#### What you are asked to do
Reproduce exactly the lines from the one that holds "Extract all the data from this chart as JSON." through the last line of the entries, both ends included, but not the pictures.
# START OF Dataset content
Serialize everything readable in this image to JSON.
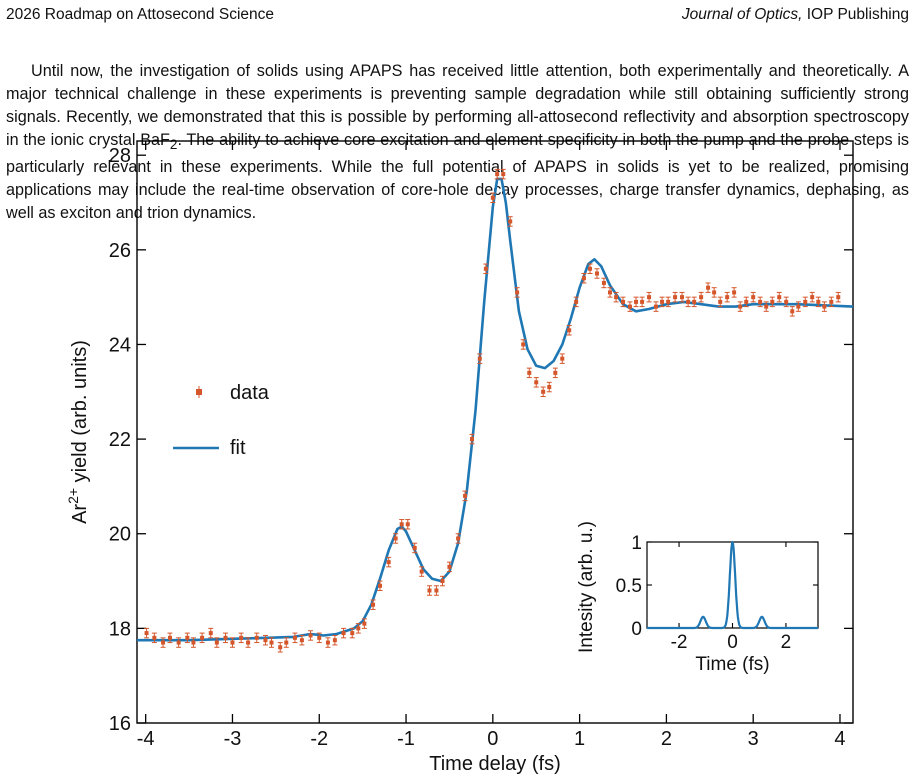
{
  "header": {
    "left": "2026 Roadmap on Attosecond Science",
    "journal": "Journal of Optics,",
    "publisher": " IOP Publishing"
  },
  "paragraph": {
    "part1": "Until now, the investigation of solids using APAPS has received little attention, both experimentally and theoretically. A major technical challenge in these experiments is preventing sample degradation while still obtaining sufficiently strong signals. Recently, we demonstrated that this is possible by performing all-attosecond reflectivity and absorption spectroscopy in the ionic crystal BaF",
    "sub": "2",
    "part2": ". The ability to achieve core excitation and element specificity in both the pump and the probe steps is particularly relevant in these experiments. While the full potential of APAPS in solids is yet to be realized, promising applications may include the real-time observation of core-hole decay processes, charge transfer dynamics, dephasing, as well as exciton and trion dynamics."
  },
  "colors": {
    "data": "#d4562a",
    "fit": "#1f77b4",
    "axis": "#000000"
  },
  "chart_data": [
    {
      "type": "scatter",
      "xlabel": "Time delay (fs)",
      "ylabel_prefix": "Ar",
      "ylabel_sup": "2+",
      "ylabel_suffix": " yield (arb. units)",
      "xlim": [
        -4.1,
        4.15
      ],
      "ylim": [
        16,
        28.3
      ],
      "xticks": [
        -4,
        -3,
        -2,
        -1,
        0,
        1,
        2,
        3,
        4
      ],
      "yticks": [
        16,
        18,
        20,
        22,
        24,
        26,
        28
      ],
      "legend": {
        "position": "top-left",
        "entries": [
          "data",
          "fit"
        ]
      },
      "series": [
        {
          "name": "data",
          "style": "points-with-errorbars",
          "error": 0.1,
          "points": [
            [
              -3.99,
              17.9
            ],
            [
              -3.9,
              17.8
            ],
            [
              -3.8,
              17.7
            ],
            [
              -3.72,
              17.8
            ],
            [
              -3.62,
              17.7
            ],
            [
              -3.52,
              17.8
            ],
            [
              -3.45,
              17.7
            ],
            [
              -3.35,
              17.8
            ],
            [
              -3.25,
              17.9
            ],
            [
              -3.18,
              17.7
            ],
            [
              -3.08,
              17.8
            ],
            [
              -3.0,
              17.7
            ],
            [
              -2.9,
              17.8
            ],
            [
              -2.82,
              17.7
            ],
            [
              -2.72,
              17.8
            ],
            [
              -2.62,
              17.75
            ],
            [
              -2.55,
              17.7
            ],
            [
              -2.45,
              17.6
            ],
            [
              -2.38,
              17.7
            ],
            [
              -2.28,
              17.8
            ],
            [
              -2.2,
              17.75
            ],
            [
              -2.1,
              17.85
            ],
            [
              -2.0,
              17.8
            ],
            [
              -1.9,
              17.7
            ],
            [
              -1.82,
              17.75
            ],
            [
              -1.72,
              17.9
            ],
            [
              -1.62,
              17.9
            ],
            [
              -1.55,
              18.0
            ],
            [
              -1.48,
              18.1
            ],
            [
              -1.38,
              18.5
            ],
            [
              -1.3,
              18.9
            ],
            [
              -1.2,
              19.4
            ],
            [
              -1.12,
              19.9
            ],
            [
              -1.05,
              20.2
            ],
            [
              -0.98,
              20.2
            ],
            [
              -0.9,
              19.7
            ],
            [
              -0.82,
              19.2
            ],
            [
              -0.73,
              18.8
            ],
            [
              -0.65,
              18.8
            ],
            [
              -0.58,
              19.0
            ],
            [
              -0.5,
              19.3
            ],
            [
              -0.4,
              19.9
            ],
            [
              -0.32,
              20.8
            ],
            [
              -0.24,
              22.0
            ],
            [
              -0.15,
              23.7
            ],
            [
              -0.08,
              25.6
            ],
            [
              0.0,
              27.1
            ],
            [
              0.05,
              27.6
            ],
            [
              0.12,
              27.6
            ],
            [
              0.2,
              26.6
            ],
            [
              0.28,
              25.1
            ],
            [
              0.35,
              24.0
            ],
            [
              0.42,
              23.4
            ],
            [
              0.5,
              23.2
            ],
            [
              0.58,
              23.0
            ],
            [
              0.65,
              23.1
            ],
            [
              0.72,
              23.4
            ],
            [
              0.8,
              23.7
            ],
            [
              0.88,
              24.3
            ],
            [
              0.96,
              24.9
            ],
            [
              1.05,
              25.4
            ],
            [
              1.12,
              25.6
            ],
            [
              1.2,
              25.5
            ],
            [
              1.28,
              25.3
            ],
            [
              1.35,
              25.1
            ],
            [
              1.42,
              25.0
            ],
            [
              1.5,
              24.9
            ],
            [
              1.58,
              24.8
            ],
            [
              1.65,
              24.9
            ],
            [
              1.72,
              24.9
            ],
            [
              1.8,
              25.0
            ],
            [
              1.88,
              24.8
            ],
            [
              1.95,
              24.9
            ],
            [
              2.02,
              24.9
            ],
            [
              2.1,
              25.0
            ],
            [
              2.18,
              25.0
            ],
            [
              2.25,
              24.9
            ],
            [
              2.32,
              24.9
            ],
            [
              2.4,
              25.0
            ],
            [
              2.48,
              25.2
            ],
            [
              2.55,
              25.1
            ],
            [
              2.62,
              24.9
            ],
            [
              2.7,
              25.0
            ],
            [
              2.78,
              25.1
            ],
            [
              2.85,
              24.8
            ],
            [
              2.92,
              24.9
            ],
            [
              3.0,
              25.0
            ],
            [
              3.08,
              24.9
            ],
            [
              3.15,
              24.8
            ],
            [
              3.22,
              24.9
            ],
            [
              3.3,
              25.0
            ],
            [
              3.38,
              24.9
            ],
            [
              3.45,
              24.7
            ],
            [
              3.52,
              24.8
            ],
            [
              3.6,
              24.9
            ],
            [
              3.68,
              25.0
            ],
            [
              3.75,
              24.9
            ],
            [
              3.82,
              24.8
            ],
            [
              3.9,
              24.9
            ],
            [
              3.98,
              25.0
            ]
          ]
        },
        {
          "name": "fit",
          "style": "line",
          "points": [
            [
              -4.1,
              17.75
            ],
            [
              -3.5,
              17.75
            ],
            [
              -3.0,
              17.78
            ],
            [
              -2.6,
              17.8
            ],
            [
              -2.3,
              17.82
            ],
            [
              -2.1,
              17.88
            ],
            [
              -1.95,
              17.85
            ],
            [
              -1.8,
              17.88
            ],
            [
              -1.6,
              18.0
            ],
            [
              -1.5,
              18.15
            ],
            [
              -1.4,
              18.5
            ],
            [
              -1.3,
              19.05
            ],
            [
              -1.2,
              19.65
            ],
            [
              -1.1,
              20.1
            ],
            [
              -1.05,
              20.15
            ],
            [
              -1.0,
              20.05
            ],
            [
              -0.9,
              19.65
            ],
            [
              -0.8,
              19.25
            ],
            [
              -0.7,
              19.05
            ],
            [
              -0.6,
              19.0
            ],
            [
              -0.5,
              19.2
            ],
            [
              -0.4,
              19.8
            ],
            [
              -0.3,
              20.9
            ],
            [
              -0.2,
              22.6
            ],
            [
              -0.1,
              24.9
            ],
            [
              0.0,
              26.9
            ],
            [
              0.05,
              27.5
            ],
            [
              0.1,
              27.5
            ],
            [
              0.15,
              27.0
            ],
            [
              0.2,
              26.2
            ],
            [
              0.3,
              24.7
            ],
            [
              0.4,
              23.9
            ],
            [
              0.5,
              23.55
            ],
            [
              0.6,
              23.5
            ],
            [
              0.7,
              23.65
            ],
            [
              0.8,
              24.0
            ],
            [
              0.9,
              24.55
            ],
            [
              1.0,
              25.2
            ],
            [
              1.1,
              25.7
            ],
            [
              1.17,
              25.8
            ],
            [
              1.25,
              25.65
            ],
            [
              1.35,
              25.25
            ],
            [
              1.5,
              24.85
            ],
            [
              1.65,
              24.7
            ],
            [
              1.8,
              24.75
            ],
            [
              2.0,
              24.85
            ],
            [
              2.2,
              24.9
            ],
            [
              2.4,
              24.85
            ],
            [
              2.6,
              24.8
            ],
            [
              2.8,
              24.8
            ],
            [
              3.0,
              24.85
            ],
            [
              3.5,
              24.85
            ],
            [
              4.15,
              24.8
            ]
          ]
        }
      ]
    },
    {
      "type": "line",
      "role": "inset",
      "xlabel": "Time (fs)",
      "ylabel": "Intesity (arb. u.)",
      "xlim": [
        -3.2,
        3.2
      ],
      "ylim": [
        0,
        1
      ],
      "xticks": [
        -2,
        0,
        2
      ],
      "yticks": [
        0,
        0.5,
        1
      ],
      "ytick_labels": [
        "0",
        "0.5",
        "1"
      ],
      "series": [
        {
          "pulses": [
            {
              "center": -1.1,
              "amplitude": 0.13,
              "width": 0.1
            },
            {
              "center": 0.0,
              "amplitude": 1.0,
              "width": 0.1
            },
            {
              "center": 1.1,
              "amplitude": 0.13,
              "width": 0.1
            }
          ]
        }
      ]
    }
  ]
}
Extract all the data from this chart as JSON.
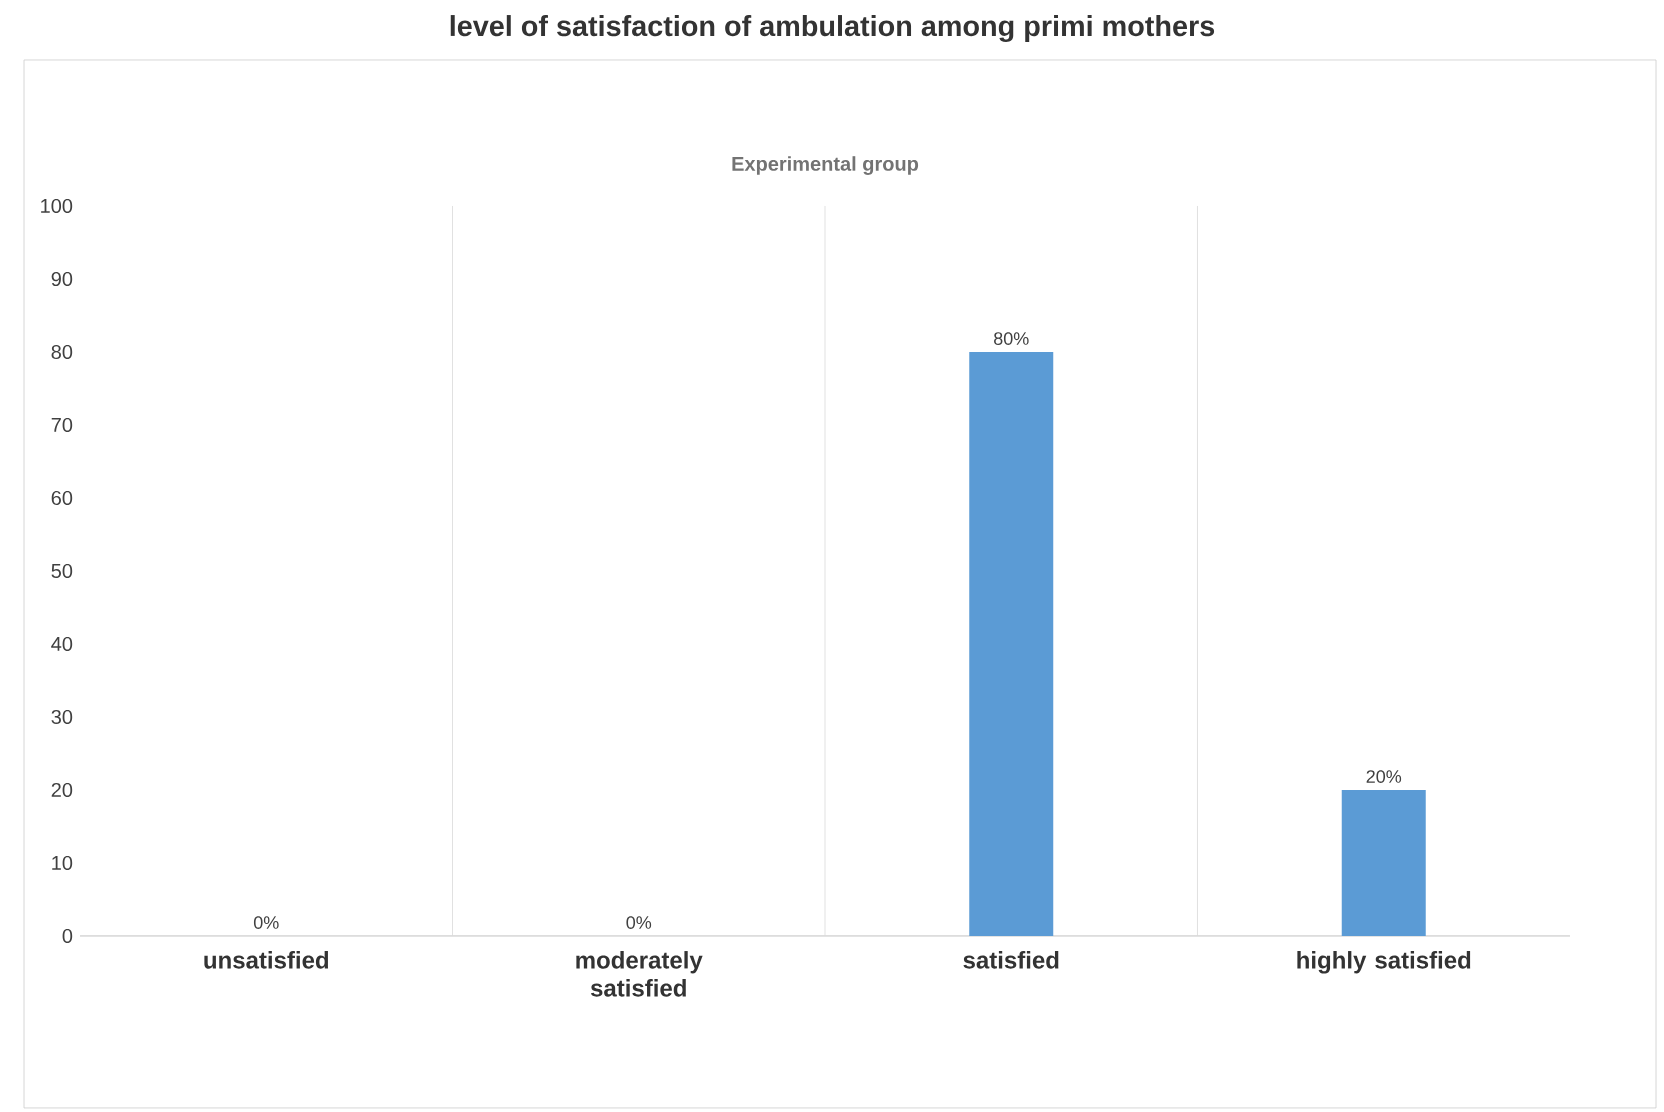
{
  "chart_data": {
    "type": "bar",
    "title": "level of satisfaction of ambulation among primi mothers",
    "subtitle": "Experimental group",
    "categories": [
      "unsatisfied",
      "moderately satisfied",
      "satisfied",
      "highly satisfied"
    ],
    "values": [
      0,
      0,
      80,
      20
    ],
    "value_labels": [
      "0%",
      "0%",
      "80%",
      "20%"
    ],
    "color": "#5b9bd5",
    "ylim": [
      0,
      100
    ],
    "yticks": [
      0,
      10,
      20,
      30,
      40,
      50,
      60,
      70,
      80,
      90,
      100
    ]
  }
}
# END OF Dataset content
#### Exercise response
Extract all the data from this chart as JSON.
{
  "chart_data": {
    "type": "bar",
    "title": "level of satisfaction of ambulation among primi mothers",
    "subtitle": "Experimental group",
    "categories": [
      "unsatisfied",
      "moderately satisfied",
      "satisfied",
      "highly satisfied"
    ],
    "values": [
      0,
      0,
      80,
      20
    ],
    "value_labels": [
      "0%",
      "0%",
      "80%",
      "20%"
    ],
    "color": "#5b9bd5",
    "ylim": [
      0,
      100
    ],
    "yticks": [
      0,
      10,
      20,
      30,
      40,
      50,
      60,
      70,
      80,
      90,
      100
    ]
  }
}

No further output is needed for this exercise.